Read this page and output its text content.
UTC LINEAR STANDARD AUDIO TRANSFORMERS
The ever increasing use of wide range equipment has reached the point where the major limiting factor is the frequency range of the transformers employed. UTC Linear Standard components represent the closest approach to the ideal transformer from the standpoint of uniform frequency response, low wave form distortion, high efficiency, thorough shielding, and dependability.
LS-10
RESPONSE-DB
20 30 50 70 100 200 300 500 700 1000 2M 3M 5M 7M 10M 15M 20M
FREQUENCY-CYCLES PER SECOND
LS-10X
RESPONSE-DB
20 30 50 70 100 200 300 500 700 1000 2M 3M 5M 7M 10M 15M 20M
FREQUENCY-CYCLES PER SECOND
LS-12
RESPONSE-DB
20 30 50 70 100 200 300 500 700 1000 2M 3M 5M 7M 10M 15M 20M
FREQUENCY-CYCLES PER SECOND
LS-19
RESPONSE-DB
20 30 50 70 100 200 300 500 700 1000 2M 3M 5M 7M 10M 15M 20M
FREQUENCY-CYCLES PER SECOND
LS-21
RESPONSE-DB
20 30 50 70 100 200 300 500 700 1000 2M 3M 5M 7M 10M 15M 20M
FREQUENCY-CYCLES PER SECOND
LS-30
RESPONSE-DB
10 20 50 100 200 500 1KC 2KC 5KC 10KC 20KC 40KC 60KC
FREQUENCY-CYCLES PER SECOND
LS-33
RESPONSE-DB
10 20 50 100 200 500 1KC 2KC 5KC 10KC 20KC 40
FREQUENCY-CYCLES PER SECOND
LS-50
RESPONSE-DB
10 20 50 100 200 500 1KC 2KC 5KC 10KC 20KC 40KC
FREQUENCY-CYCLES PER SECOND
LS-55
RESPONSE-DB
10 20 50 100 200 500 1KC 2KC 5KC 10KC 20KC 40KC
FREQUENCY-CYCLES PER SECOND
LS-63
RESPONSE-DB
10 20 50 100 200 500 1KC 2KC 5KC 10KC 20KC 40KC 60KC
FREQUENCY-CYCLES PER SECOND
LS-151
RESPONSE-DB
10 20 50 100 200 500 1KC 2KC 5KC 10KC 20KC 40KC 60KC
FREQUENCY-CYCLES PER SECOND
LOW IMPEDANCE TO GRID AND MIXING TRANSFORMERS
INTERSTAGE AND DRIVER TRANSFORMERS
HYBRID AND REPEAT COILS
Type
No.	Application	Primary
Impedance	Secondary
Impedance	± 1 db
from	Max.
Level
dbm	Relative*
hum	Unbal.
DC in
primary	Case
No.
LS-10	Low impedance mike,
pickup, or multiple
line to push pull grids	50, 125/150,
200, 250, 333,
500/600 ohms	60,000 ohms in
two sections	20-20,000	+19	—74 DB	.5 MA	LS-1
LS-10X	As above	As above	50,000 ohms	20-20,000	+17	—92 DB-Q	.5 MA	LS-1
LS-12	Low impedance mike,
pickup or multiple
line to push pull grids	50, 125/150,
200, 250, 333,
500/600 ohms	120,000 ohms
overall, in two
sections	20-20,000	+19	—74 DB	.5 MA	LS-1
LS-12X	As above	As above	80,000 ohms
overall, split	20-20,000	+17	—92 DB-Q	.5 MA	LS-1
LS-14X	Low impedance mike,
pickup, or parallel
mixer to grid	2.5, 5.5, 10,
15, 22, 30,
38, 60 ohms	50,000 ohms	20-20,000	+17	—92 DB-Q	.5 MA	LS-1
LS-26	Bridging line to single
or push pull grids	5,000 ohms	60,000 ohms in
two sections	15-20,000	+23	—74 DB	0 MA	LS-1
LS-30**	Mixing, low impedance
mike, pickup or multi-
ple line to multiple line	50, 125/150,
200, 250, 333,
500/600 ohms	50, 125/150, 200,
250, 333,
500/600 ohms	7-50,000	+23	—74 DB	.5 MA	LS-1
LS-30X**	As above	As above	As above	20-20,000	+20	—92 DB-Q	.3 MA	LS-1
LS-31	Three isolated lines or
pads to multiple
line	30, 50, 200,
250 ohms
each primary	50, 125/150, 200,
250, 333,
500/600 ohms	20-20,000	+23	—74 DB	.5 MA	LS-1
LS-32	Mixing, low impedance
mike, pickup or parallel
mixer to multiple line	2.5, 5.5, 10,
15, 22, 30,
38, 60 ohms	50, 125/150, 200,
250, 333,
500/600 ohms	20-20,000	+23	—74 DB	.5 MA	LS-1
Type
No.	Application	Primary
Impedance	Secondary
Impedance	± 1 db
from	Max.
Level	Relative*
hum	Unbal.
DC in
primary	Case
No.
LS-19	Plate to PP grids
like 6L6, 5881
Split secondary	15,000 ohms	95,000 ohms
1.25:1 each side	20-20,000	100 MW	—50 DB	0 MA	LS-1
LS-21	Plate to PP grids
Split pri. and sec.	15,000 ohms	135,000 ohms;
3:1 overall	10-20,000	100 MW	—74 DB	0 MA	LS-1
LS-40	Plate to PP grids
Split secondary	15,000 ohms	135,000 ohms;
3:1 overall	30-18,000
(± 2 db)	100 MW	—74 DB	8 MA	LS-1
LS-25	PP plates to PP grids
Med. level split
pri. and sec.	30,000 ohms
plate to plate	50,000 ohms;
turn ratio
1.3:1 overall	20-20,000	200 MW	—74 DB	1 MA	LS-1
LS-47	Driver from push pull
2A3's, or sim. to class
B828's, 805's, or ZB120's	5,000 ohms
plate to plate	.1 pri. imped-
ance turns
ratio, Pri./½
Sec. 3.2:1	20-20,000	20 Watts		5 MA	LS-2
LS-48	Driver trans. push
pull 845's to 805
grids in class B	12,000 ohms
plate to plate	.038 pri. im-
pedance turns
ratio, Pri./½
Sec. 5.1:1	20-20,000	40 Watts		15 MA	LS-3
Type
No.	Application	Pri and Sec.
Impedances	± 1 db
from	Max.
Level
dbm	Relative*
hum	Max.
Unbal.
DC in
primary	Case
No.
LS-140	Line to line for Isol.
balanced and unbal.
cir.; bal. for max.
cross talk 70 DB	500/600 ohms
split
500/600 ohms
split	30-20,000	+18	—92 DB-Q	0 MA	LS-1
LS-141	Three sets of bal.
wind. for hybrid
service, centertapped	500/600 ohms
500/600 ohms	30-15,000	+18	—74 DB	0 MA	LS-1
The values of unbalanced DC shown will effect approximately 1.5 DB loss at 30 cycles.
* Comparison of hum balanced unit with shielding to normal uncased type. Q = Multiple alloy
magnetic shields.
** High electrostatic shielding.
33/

● ● ●

The word "above" appears in how many lines of the data? Answer with only the number.

WRITTEN RESPONSE: 3